Extracted records:
───

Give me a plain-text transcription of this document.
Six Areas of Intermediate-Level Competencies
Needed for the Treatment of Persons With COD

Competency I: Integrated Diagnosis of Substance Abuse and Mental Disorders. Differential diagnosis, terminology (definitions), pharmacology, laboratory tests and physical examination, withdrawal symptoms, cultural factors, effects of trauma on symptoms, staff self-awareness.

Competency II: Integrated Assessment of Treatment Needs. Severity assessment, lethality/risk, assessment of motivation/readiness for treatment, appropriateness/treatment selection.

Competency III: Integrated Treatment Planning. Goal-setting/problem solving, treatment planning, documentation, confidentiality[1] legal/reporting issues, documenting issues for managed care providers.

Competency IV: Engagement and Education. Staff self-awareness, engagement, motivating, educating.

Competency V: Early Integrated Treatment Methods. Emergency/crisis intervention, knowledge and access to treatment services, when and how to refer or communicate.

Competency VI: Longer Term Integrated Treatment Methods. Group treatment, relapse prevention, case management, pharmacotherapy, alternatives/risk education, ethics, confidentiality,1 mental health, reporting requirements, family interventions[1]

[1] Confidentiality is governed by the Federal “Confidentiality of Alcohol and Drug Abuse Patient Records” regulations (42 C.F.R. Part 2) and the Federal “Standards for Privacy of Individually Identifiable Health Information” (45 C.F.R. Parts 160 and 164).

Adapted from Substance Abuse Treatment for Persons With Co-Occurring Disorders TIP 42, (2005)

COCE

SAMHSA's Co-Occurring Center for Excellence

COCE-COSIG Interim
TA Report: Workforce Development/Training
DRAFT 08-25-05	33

───

Exactly as shown, repeat every record.

Give me a plain-text transcription of this document.
Six Areas of Intermediate-Level Competencies
Needed for the Treatment of Persons With COD

Competency I: Integrated Diagnosis of Substance Abuse and Mental Disorders. Differential diagnosis, terminology (definitions), pharmacology, laboratory tests and physical examination, withdrawal symptoms, cultural factors, effects of trauma on symptoms, staff self-awareness.

Competency II: Integrated Assessment of Treatment Needs. Severity assessment, lethality/risk, assessment of motivation/readiness for treatment, appropriateness/treatment selection.

Competency III: Integrated Treatment Planning. Goal-setting/problem solving, treatment planning, documentation, confidentiality[1] legal/reporting issues, documenting issues for managed care providers.

Competency IV: Engagement and Education. Staff self-awareness, engagement, motivating, educating.

Competency V: Early Integrated Treatment Methods. Emergency/crisis intervention, knowledge and access to treatment services, when and how to refer or communicate.

Competency VI: Longer Term Integrated Treatment Methods. Group treatment, relapse prevention, case management, pharmacotherapy, alternatives/risk education, ethics, confidentiality,1 mental health, reporting requirements, family interventions[1]

[1] Confidentiality is governed by the Federal “Confidentiality of Alcohol and Drug Abuse Patient Records” regulations (42 C.F.R. Part 2) and the Federal “Standards for Privacy of Individually Identifiable Health Information” (45 C.F.R. Parts 160 and 164).

Adapted from Substance Abuse Treatment for Persons With Co-Occurring Disorders TIP 42, (2005)

COCE

SAMHSA's Co-Occurring Center for Excellence

COCE-COSIG Interim
TA Report: Workforce Development/Training
DRAFT 08-25-05	33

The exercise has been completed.